Start
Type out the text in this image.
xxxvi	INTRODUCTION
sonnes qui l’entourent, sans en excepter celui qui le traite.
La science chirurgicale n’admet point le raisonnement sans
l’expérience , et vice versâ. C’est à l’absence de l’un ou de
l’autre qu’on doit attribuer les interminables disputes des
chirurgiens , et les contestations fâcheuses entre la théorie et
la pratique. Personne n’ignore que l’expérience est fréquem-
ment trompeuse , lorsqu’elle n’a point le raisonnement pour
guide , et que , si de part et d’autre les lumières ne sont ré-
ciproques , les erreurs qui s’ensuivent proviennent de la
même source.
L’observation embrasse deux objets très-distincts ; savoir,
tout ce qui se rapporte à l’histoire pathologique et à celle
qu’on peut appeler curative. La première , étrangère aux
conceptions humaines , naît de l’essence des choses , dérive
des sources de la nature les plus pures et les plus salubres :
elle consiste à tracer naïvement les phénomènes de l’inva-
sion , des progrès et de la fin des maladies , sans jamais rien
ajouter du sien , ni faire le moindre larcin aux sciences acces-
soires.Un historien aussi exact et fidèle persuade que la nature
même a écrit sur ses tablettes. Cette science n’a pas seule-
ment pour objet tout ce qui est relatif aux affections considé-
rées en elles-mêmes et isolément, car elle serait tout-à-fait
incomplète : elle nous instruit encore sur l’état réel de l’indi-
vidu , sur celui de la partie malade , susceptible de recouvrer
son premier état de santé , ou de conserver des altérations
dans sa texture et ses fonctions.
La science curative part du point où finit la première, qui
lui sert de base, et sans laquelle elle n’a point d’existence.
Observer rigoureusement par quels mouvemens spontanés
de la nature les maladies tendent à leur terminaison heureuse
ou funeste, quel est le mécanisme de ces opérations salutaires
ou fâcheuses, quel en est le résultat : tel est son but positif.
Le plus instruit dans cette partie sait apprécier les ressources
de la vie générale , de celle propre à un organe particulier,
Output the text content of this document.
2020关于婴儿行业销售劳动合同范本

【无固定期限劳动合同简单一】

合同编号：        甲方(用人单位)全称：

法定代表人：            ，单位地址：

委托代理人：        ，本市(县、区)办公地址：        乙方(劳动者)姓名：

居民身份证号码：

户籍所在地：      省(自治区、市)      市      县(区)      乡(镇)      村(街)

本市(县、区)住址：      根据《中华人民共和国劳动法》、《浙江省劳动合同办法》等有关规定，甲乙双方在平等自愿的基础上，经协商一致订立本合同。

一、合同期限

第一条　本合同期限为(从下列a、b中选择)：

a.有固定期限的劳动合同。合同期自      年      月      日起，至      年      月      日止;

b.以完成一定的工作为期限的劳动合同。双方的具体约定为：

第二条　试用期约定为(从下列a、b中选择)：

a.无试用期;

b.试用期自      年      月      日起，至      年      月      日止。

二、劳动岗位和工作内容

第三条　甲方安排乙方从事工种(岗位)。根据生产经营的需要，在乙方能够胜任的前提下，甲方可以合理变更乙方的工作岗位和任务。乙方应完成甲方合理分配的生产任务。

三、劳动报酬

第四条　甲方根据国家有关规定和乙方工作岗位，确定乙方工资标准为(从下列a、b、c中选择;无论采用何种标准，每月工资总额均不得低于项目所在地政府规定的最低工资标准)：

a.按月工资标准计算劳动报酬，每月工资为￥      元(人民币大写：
End
What you will do. Only lines with "tout" are wanted here; list each of them.

Task answer.
tout ce qui se rapporte à l’histoire pathologique et à celle
ment pour objet tout ce qui est relatif aux affections considé-
rées en elles-mêmes et isolément, car elle serait tout-à-fait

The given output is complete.